╭─ GIVEN INFORMATION
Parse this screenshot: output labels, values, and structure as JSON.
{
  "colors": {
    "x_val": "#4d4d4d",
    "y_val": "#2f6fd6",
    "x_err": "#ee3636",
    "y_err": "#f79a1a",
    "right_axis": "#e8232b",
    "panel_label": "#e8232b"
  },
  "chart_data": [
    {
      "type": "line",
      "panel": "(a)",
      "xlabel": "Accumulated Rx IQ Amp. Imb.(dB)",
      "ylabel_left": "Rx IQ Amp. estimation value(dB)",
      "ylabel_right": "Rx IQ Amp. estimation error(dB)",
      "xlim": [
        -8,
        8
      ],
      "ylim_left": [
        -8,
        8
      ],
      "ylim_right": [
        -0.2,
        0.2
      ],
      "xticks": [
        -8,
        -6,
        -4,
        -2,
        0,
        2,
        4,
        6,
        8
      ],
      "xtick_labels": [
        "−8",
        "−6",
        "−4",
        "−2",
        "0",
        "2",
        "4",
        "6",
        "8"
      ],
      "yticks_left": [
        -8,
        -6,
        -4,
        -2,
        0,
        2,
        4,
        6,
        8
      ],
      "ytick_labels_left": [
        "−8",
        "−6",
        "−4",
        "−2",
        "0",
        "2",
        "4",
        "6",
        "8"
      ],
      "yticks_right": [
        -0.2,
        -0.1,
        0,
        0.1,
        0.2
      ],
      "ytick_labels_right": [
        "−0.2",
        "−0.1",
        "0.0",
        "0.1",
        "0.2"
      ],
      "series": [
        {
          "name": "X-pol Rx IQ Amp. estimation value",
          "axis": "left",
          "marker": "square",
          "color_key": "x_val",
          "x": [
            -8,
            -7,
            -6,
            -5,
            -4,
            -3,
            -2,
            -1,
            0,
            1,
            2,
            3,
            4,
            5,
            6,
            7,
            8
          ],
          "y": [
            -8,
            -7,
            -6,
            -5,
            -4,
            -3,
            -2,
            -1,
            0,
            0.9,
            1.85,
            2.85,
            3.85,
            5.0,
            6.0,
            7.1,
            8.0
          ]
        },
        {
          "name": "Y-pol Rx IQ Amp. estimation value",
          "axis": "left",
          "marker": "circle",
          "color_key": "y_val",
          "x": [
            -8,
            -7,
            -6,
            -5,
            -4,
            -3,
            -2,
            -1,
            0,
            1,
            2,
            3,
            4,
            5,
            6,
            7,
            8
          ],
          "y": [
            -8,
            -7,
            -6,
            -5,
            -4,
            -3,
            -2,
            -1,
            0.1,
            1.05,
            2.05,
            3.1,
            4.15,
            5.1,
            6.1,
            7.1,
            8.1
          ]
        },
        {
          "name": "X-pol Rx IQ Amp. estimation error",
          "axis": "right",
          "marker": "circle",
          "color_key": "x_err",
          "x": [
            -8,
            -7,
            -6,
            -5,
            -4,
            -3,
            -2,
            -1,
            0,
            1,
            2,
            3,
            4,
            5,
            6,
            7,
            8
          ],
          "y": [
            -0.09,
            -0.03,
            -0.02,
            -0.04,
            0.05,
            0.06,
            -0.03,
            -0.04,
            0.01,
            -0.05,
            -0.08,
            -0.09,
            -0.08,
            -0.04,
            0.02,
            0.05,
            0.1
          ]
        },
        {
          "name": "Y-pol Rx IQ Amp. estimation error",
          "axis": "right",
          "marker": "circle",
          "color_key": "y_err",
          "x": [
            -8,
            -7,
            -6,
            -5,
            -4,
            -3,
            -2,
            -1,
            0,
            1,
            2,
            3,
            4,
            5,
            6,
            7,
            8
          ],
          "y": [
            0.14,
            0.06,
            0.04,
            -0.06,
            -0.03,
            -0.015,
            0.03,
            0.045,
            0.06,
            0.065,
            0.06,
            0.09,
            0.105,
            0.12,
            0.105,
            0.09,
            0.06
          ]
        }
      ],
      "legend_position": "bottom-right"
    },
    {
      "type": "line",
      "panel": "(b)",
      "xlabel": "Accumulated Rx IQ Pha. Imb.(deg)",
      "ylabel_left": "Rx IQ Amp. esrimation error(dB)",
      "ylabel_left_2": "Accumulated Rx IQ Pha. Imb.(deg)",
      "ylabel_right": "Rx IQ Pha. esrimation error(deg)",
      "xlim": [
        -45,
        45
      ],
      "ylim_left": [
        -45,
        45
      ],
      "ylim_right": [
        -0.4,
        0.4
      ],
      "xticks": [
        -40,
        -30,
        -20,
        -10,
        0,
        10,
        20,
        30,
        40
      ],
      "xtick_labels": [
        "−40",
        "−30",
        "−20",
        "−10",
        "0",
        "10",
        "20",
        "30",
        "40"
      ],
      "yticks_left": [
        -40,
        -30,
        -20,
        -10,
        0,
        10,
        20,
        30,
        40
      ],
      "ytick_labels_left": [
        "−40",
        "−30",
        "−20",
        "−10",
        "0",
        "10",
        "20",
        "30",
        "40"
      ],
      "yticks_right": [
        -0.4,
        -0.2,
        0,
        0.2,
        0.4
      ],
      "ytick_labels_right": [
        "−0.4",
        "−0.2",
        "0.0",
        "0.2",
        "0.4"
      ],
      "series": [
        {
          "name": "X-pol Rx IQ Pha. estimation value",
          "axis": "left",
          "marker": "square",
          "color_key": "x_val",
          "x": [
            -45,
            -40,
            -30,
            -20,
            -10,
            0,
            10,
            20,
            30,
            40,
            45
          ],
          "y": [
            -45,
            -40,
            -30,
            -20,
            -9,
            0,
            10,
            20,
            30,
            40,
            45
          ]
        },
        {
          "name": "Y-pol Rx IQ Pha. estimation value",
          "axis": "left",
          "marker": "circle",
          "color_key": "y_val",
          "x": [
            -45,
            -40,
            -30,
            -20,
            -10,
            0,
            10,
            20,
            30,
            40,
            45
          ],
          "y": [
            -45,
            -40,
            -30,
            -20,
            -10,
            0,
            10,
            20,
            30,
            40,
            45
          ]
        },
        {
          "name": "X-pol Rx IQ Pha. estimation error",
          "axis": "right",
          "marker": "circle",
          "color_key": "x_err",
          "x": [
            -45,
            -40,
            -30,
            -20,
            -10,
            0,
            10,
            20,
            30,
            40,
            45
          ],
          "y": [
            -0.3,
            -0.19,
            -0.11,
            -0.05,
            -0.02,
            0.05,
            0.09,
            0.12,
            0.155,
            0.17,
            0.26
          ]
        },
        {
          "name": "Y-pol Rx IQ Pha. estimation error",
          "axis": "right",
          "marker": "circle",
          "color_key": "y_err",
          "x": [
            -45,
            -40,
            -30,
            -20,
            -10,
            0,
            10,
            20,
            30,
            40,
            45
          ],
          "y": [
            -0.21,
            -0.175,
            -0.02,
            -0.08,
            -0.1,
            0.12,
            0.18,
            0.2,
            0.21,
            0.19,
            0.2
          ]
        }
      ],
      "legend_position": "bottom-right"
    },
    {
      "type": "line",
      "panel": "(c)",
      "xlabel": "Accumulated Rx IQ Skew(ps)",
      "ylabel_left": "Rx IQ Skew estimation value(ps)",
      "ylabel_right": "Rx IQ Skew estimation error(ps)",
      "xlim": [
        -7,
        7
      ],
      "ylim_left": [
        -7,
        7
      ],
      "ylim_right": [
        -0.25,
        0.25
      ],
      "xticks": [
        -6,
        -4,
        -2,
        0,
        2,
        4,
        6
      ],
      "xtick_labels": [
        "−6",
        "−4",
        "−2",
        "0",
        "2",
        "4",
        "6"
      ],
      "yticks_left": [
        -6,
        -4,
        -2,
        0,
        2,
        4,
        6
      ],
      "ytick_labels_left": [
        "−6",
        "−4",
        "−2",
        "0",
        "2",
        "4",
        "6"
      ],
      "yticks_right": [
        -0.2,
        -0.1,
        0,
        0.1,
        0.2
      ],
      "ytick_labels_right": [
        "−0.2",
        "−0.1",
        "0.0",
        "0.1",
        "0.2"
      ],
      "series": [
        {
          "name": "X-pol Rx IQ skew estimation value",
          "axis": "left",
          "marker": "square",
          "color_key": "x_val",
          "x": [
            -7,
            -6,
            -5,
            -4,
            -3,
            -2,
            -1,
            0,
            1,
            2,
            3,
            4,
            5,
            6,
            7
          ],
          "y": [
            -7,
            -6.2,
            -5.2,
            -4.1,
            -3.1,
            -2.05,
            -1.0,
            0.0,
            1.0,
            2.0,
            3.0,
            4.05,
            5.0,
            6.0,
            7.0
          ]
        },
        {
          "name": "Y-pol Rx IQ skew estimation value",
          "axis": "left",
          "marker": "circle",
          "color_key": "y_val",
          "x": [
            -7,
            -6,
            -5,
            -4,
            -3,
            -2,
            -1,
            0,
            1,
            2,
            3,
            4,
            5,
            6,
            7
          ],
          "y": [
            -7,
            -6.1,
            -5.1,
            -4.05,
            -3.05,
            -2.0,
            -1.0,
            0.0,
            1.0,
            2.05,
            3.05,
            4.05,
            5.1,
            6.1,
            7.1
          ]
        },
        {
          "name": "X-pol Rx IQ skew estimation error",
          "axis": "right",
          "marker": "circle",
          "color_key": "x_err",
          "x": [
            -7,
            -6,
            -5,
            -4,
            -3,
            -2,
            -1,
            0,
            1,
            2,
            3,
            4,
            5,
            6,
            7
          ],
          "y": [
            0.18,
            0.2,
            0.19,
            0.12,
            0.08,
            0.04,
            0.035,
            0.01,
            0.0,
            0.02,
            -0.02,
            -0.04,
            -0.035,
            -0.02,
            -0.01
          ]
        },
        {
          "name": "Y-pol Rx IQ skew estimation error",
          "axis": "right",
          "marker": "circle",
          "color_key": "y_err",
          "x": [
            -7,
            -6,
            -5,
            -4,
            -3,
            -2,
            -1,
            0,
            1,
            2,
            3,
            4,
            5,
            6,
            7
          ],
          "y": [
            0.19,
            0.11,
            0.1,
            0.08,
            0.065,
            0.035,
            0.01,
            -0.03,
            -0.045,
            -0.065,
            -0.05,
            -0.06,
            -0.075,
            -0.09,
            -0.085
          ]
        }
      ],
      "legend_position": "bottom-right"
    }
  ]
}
╰─
GOAL:
Search the data for the word "error" and copy each line where it appears.

ANSWER TO THE TASK:
      "ylabel_right": "Rx IQ Amp. estimation error(dB)",
          "name": "X-pol Rx IQ Amp. estimation error",
          "name": "Y-pol Rx IQ Amp. estimation error",
      "ylabel_left": "Rx IQ Amp. esrimation error(dB)",
      "ylabel_right": "Rx IQ Pha. esrimation error(deg)",
          "name": "X-pol Rx IQ Pha. estimation error",
          "name": "Y-pol Rx IQ Pha. estimation error",
      "ylabel_right": "Rx IQ Skew estimation error(ps)",
          "name": "X-pol Rx IQ skew estimation error",
          "name": "Y-pol Rx IQ skew estimation error",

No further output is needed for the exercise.